* **What you should do**
Sift the listing for lines that hold the string "each" and pull them out.

━━━━━ Listing ━━━━━

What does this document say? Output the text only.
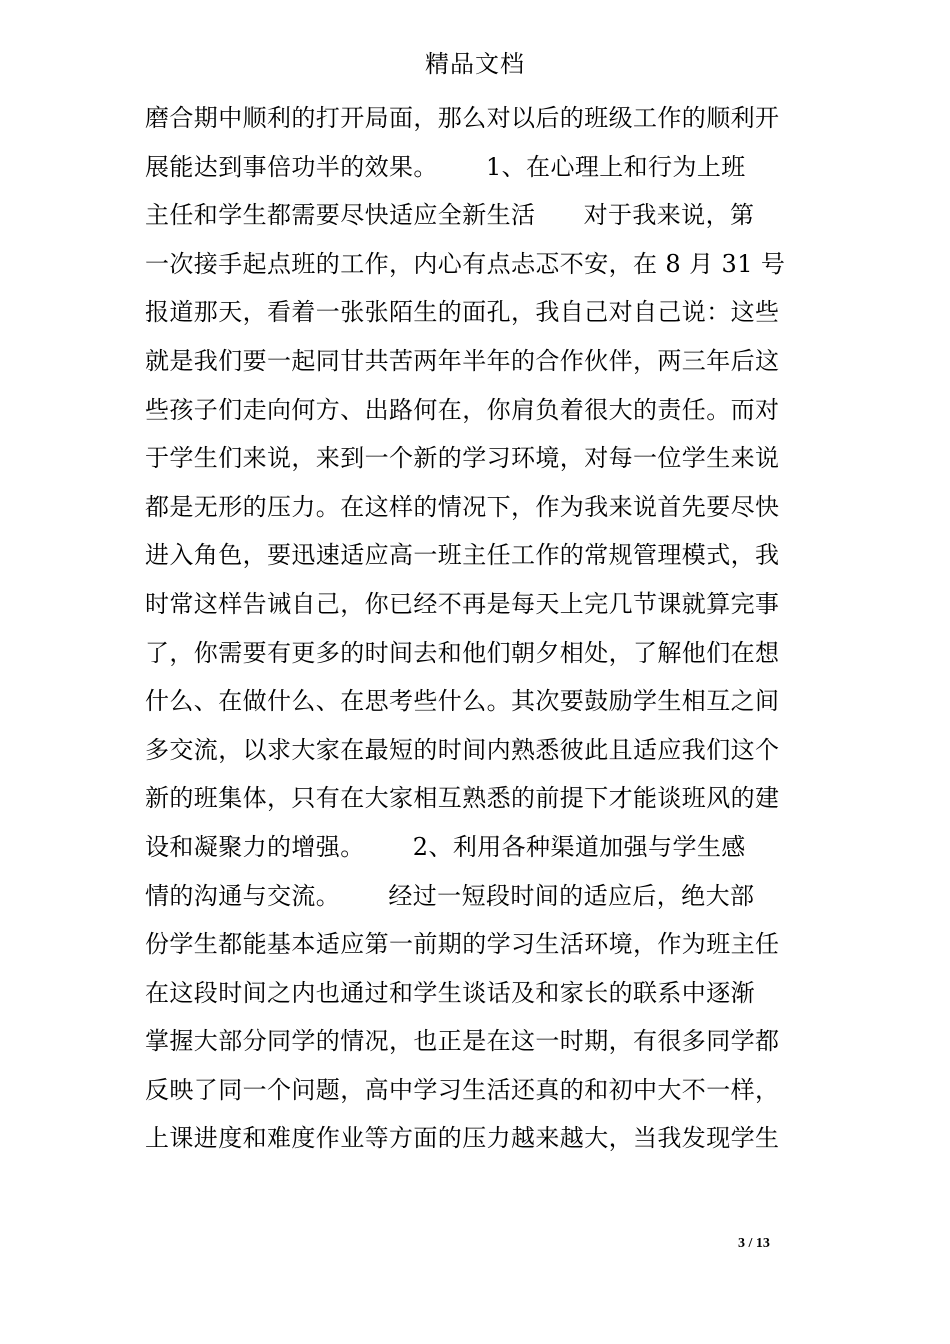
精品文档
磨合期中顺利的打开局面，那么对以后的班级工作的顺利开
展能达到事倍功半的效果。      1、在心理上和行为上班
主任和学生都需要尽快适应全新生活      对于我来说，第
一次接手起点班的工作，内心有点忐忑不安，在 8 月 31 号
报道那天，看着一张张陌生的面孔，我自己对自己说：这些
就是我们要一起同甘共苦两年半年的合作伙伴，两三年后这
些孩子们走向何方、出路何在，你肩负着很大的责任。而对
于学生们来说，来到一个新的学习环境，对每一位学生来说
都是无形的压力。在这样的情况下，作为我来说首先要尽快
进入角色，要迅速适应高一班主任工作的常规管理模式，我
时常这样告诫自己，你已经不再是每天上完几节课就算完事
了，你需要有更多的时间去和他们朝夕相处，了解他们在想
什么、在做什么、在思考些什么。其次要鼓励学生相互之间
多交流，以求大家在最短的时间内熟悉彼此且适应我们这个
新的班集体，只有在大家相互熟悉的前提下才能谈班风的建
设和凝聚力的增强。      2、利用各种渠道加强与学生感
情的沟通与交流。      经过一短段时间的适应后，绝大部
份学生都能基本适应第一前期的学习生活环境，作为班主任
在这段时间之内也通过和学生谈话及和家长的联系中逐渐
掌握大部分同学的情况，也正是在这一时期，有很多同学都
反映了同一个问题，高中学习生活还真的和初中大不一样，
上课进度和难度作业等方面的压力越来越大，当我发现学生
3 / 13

━━━━━
━━━━━ Listing ━━━━━

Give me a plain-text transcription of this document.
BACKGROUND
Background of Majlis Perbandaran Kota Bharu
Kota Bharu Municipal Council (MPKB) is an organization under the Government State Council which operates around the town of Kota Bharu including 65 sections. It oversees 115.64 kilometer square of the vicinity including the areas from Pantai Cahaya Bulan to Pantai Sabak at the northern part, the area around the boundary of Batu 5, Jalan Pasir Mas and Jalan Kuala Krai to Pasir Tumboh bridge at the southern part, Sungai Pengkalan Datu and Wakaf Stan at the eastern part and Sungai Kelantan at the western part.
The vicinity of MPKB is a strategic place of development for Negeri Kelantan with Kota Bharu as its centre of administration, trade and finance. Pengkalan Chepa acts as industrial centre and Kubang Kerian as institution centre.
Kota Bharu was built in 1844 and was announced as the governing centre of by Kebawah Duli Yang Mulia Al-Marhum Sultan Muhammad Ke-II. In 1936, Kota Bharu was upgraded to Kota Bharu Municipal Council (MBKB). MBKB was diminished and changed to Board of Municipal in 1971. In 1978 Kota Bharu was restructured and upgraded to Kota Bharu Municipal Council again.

━━━━━
━━━━━ Listing ━━━━━

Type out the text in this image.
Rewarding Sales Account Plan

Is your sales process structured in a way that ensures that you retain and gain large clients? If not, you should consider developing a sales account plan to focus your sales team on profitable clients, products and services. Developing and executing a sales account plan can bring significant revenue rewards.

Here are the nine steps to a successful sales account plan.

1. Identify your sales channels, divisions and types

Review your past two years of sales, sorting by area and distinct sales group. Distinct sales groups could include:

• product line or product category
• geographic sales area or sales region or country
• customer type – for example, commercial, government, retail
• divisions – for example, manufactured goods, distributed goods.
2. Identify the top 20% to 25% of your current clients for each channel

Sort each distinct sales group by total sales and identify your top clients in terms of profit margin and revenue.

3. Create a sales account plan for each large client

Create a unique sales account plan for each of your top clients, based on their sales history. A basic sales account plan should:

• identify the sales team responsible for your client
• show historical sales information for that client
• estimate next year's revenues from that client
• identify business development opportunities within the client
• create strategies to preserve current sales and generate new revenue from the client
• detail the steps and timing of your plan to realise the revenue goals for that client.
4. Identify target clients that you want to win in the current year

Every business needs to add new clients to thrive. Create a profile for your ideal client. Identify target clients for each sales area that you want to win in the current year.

━━━━━

* **Complete output**
2. Identify the top 20% to 25% of your current clients for each channel
Sort each distinct sales group by total sales and identify your top clients in terms of profit margin and revenue.
3. Create a sales account plan for each large client
Create a unique sales account plan for each of your top clients, based on their sales history. A basic sales account plan should:
Every business needs to add new clients to thrive. Create a profile for your ideal client. Identify target clients for each sales area that you want to win in the current year.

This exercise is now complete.